Stored data
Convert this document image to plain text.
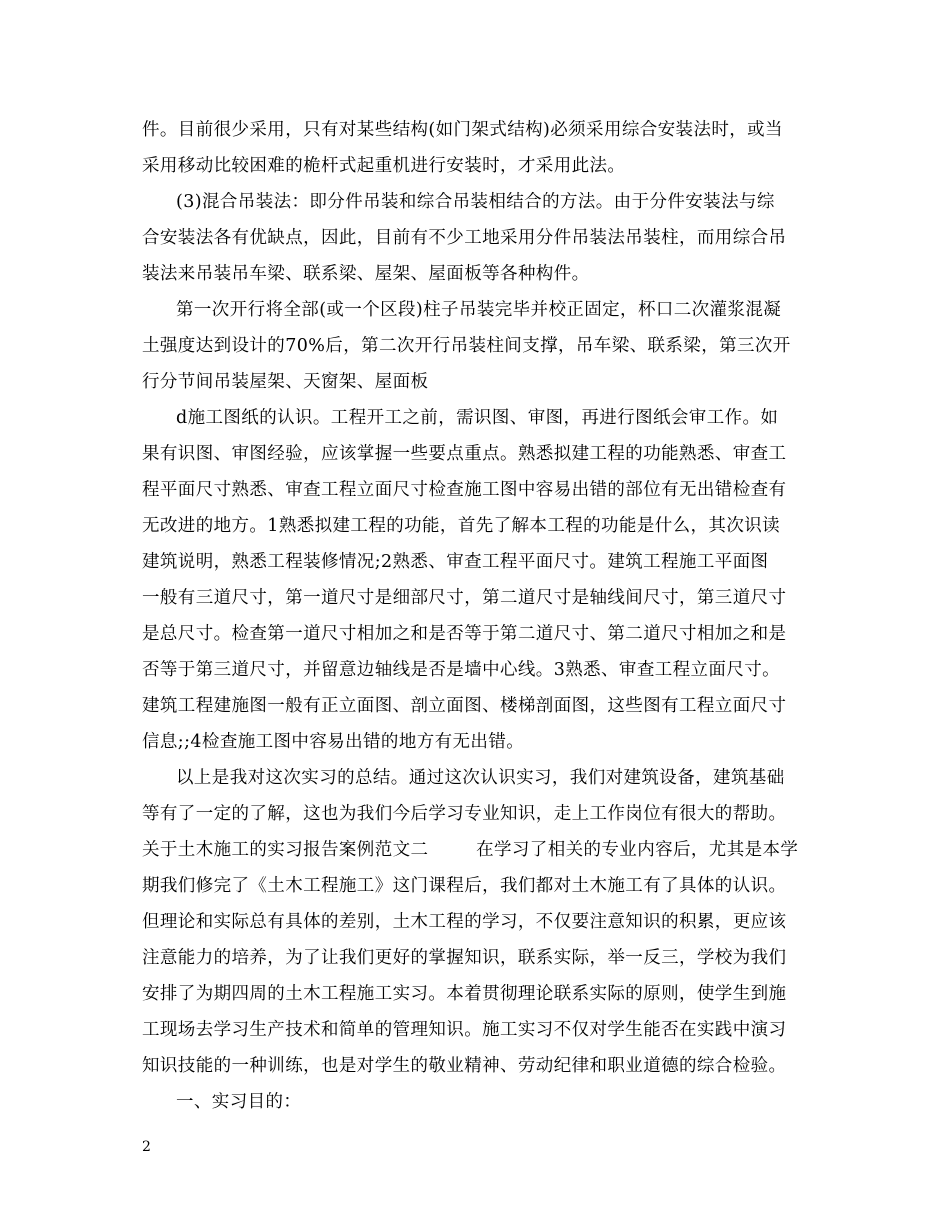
件。目前很少采用，只有对某些结构(如门架式结构)必须采用综合安装法时，或当
采用移动比较困难的桅杆式起重机进行安装时，才采用此法。
(3)混合吊装法：即分件吊装和综合吊装相结合的方法。由于分件安装法与综
合安装法各有优缺点，因此，目前有不少工地采用分件吊装法吊装柱，而用综合吊
装法来吊装吊车梁、联系梁、屋架、屋面板等各种构件。
第一次开行将全部(或一个区段)柱子吊装完毕并校正固定，杯口二次灌浆混凝
土强度达到设计的70%后，第二次开行吊装柱间支撑，吊车梁、联系梁，第三次开
行分节间吊装屋架、天窗架、屋面板
d施工图纸的认识。工程开工之前，需识图、审图，再进行图纸会审工作。如
果有识图、审图经验，应该掌握一些要点重点。熟悉拟建工程的功能熟悉、审查工
程平面尺寸熟悉、审查工程立面尺寸检查施工图中容易出错的部位有无出错检查有
无改进的地方。1熟悉拟建工程的功能，首先了解本工程的功能是什么，其次识读
建筑说明，熟悉工程装修情况;2熟悉、审查工程平面尺寸。建筑工程施工平面图
一般有三道尺寸，第一道尺寸是细部尺寸，第二道尺寸是轴线间尺寸，第三道尺寸
是总尺寸。检查第一道尺寸相加之和是否等于第二道尺寸、第二道尺寸相加之和是
否等于第三道尺寸，并留意边轴线是否是墙中心线。3熟悉、审查工程立面尺寸。
建筑工程建施图一般有正立面图、剖立面图、楼梯剖面图，这些图有工程立面尺寸
信息;;4检查施工图中容易出错的地方有无出错。
以上是我对这次实习的总结。通过这次认识实习，我们对建筑设备，建筑基础
等有了一定的了解，这也为我们今后学习专业知识，走上工作岗位有很大的帮助。
关于土木施工的实习报告案例范文二        在学习了相关的专业内容后，尤其是本学
期我们修完了《土木工程施工》这门课程后，我们都对土木施工有了具体的认识。
但理论和实际总有具体的差别，土木工程的学习，不仅要注意知识的积累，更应该
注意能力的培养，为了让我们更好的掌握知识，联系实际，举一反三，学校为我们
安排了为期四周的土木工程施工实习。本着贯彻理论联系实际的原则，使学生到施
工现场去学习生产技术和简单的管理知识。施工实习不仅对学生能否在实践中演习
知识技能的一种训练，也是对学生的敬业精神、劳动纪律和职业道德的综合检验。
一、实习目的：
2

→ **Given request**
Every line of text is to be repeated exactly; pictures are left out.

→ **Written response**
Convert this document image to plain text.
件。目前很少采用，只有对某些结构(如门架式结构)必须采用综合安装法时，或当
采用移动比较困难的桅杆式起重机进行安装时，才采用此法。
(3)混合吊装法：即分件吊装和综合吊装相结合的方法。由于分件安装法与综
合安装法各有优缺点，因此，目前有不少工地采用分件吊装法吊装柱，而用综合吊
装法来吊装吊车梁、联系梁、屋架、屋面板等各种构件。
第一次开行将全部(或一个区段)柱子吊装完毕并校正固定，杯口二次灌浆混凝
土强度达到设计的70%后，第二次开行吊装柱间支撑，吊车梁、联系梁，第三次开
行分节间吊装屋架、天窗架、屋面板
d施工图纸的认识。工程开工之前，需识图、审图，再进行图纸会审工作。如
果有识图、审图经验，应该掌握一些要点重点。熟悉拟建工程的功能熟悉、审查工
程平面尺寸熟悉、审查工程立面尺寸检查施工图中容易出错的部位有无出错检查有
无改进的地方。1熟悉拟建工程的功能，首先了解本工程的功能是什么，其次识读
建筑说明，熟悉工程装修情况;2熟悉、审查工程平面尺寸。建筑工程施工平面图
一般有三道尺寸，第一道尺寸是细部尺寸，第二道尺寸是轴线间尺寸，第三道尺寸
是总尺寸。检查第一道尺寸相加之和是否等于第二道尺寸、第二道尺寸相加之和是
否等于第三道尺寸，并留意边轴线是否是墙中心线。3熟悉、审查工程立面尺寸。
建筑工程建施图一般有正立面图、剖立面图、楼梯剖面图，这些图有工程立面尺寸
信息;;4检查施工图中容易出错的地方有无出错。
以上是我对这次实习的总结。通过这次认识实习，我们对建筑设备，建筑基础
等有了一定的了解，这也为我们今后学习专业知识，走上工作岗位有很大的帮助。
关于土木施工的实习报告案例范文二        在学习了相关的专业内容后，尤其是本学
期我们修完了《土木工程施工》这门课程后，我们都对土木施工有了具体的认识。
但理论和实际总有具体的差别，土木工程的学习，不仅要注意知识的积累，更应该
注意能力的培养，为了让我们更好的掌握知识，联系实际，举一反三，学校为我们
安排了为期四周的土木工程施工实习。本着贯彻理论联系实际的原则，使学生到施
工现场去学习生产技术和简单的管理知识。施工实习不仅对学生能否在实践中演习
知识技能的一种训练，也是对学生的敬业精神、劳动纪律和职业道德的综合检验。
一、实习目的：
2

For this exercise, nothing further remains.